* [Goal of the exercise]:
Reproduce word for word the part of the Dataset.import_data reference below starting with "It can open" and going on through "be updated later!".

* [Passage for review]:
★ ★ ★ ★ ★ ★ ★

Dataset.import_data
- Dataset.import_data(samples_perfile: int = 1000, n_shards: int = 1, n_samples_toimport: int | None = None, flag_fromscratch: bool = False, callbacks_class: ImportCallback | None = None, **kwargs)[source]
Import data.
To import some data from other files, with different format. The callbacks_class is taking CARE of all the conversion to a numpy array that needs to fulfill:
Same number of columns that those specified with the design_par, performance_att and desig_rep definition
Needs to provide a dict with design_rep, performance_att, and design_rep (if that exists)
It can open the files in batches, in case the dataset to import is quite large
The following is not checked:
Data types of the columns, or intervals. Though can be updated later!
More considerations:
NEW files are created and stored in the repo, with the indicated folder structure
The uids are resetted
The internal variables to track are updated
In the new dataset also different files can be created with a specified amount of samples
- Parameters:
samples_perfile (int, optional, default=1000) – Number of samples per file to store the data
n_shards (int, optional, default=1) – Defins in how many batches the data is going to be opened. It has to be allowed by the
callbacks_class
functions.n_samples_toimport (_type_, optional, default=None) – Out of the total number of samples available, the number of samples to import
callbacks_class (_type_, optional, default=None) – Required callbacks to import the data. If None, no data is imported.
flag_fromscratch (bool, optional, default=False) – If True, all existing files are deleted and the data is imported from scratch.

★ ★ ★ ★ ★ ★ ★

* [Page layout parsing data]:
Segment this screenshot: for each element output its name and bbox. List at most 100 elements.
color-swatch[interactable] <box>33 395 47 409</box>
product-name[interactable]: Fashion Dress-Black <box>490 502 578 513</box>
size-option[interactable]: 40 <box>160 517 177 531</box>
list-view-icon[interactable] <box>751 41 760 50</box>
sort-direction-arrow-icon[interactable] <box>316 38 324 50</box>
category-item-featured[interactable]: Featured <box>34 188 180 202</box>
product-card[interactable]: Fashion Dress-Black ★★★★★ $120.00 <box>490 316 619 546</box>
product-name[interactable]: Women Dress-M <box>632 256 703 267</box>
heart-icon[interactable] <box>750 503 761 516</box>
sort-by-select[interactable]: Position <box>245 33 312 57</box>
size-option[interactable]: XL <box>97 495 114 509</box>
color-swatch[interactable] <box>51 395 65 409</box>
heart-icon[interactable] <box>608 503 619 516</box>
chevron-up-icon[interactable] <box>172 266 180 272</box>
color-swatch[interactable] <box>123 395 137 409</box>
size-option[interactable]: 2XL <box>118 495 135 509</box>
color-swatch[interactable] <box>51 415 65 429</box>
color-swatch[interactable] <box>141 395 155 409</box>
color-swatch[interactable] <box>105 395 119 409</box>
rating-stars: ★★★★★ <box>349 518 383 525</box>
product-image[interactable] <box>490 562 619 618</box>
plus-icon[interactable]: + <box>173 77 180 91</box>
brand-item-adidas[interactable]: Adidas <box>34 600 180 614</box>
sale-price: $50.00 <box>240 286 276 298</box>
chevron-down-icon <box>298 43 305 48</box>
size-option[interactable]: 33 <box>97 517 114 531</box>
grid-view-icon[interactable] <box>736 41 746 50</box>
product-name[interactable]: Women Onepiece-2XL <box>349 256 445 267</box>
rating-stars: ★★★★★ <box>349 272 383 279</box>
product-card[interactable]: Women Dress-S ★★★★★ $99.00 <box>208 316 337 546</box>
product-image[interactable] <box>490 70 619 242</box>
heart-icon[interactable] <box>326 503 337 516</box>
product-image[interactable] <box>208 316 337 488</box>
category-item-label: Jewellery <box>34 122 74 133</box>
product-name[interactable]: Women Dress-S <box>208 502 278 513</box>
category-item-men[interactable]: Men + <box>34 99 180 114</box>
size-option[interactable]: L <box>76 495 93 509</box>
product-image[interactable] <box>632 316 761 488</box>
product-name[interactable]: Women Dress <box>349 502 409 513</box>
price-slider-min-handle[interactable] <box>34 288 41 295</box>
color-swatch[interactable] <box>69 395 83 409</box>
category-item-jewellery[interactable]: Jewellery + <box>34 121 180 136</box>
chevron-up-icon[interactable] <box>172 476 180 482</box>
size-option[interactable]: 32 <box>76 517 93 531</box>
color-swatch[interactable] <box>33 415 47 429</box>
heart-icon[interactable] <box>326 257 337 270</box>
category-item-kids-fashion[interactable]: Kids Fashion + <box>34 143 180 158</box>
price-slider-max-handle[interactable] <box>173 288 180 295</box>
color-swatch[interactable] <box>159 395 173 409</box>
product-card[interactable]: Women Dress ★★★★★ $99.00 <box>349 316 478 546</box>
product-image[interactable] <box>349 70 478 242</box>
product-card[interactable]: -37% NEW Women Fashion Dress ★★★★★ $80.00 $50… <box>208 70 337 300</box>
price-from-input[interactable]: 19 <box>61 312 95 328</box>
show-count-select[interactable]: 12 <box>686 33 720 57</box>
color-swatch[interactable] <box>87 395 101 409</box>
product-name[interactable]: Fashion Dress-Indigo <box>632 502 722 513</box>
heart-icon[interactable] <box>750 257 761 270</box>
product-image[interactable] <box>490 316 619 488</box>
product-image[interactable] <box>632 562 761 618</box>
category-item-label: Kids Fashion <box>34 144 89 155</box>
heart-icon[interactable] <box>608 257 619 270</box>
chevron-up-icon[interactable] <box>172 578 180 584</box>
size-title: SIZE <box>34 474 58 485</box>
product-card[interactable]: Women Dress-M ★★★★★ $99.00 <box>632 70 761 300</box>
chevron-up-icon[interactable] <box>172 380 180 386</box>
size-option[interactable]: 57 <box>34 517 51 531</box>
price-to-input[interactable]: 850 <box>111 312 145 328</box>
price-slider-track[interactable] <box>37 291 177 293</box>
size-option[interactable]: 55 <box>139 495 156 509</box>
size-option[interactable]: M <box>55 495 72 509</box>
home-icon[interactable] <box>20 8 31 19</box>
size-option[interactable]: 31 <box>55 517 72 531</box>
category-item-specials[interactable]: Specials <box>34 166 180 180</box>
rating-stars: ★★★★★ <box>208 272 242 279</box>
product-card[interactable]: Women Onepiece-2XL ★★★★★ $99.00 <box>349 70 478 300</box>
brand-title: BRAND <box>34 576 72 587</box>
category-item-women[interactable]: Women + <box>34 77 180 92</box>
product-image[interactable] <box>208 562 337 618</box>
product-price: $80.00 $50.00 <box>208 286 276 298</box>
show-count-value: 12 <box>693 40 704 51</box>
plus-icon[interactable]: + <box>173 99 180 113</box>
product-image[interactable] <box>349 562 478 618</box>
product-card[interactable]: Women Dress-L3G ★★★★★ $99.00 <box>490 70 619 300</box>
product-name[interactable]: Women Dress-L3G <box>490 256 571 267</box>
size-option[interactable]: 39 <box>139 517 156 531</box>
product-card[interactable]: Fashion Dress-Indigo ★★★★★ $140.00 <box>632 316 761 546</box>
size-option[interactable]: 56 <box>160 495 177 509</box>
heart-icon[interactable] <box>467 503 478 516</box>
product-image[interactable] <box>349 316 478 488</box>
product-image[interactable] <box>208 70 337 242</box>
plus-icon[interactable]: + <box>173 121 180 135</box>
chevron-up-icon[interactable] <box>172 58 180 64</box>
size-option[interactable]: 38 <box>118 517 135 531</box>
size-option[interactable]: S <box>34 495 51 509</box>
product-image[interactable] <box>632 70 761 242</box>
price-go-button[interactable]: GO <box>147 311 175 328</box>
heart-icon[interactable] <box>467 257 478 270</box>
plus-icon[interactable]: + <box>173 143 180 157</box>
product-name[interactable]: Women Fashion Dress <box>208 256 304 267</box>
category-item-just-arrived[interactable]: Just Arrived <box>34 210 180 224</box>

★ ★ ★ ★ ★ ★ ★

* [Answer to this problem]:
It can open the files in batches, in case the dataset to import is quite large
The following is not checked:
Data types of the columns, or intervals. Though can be updated later!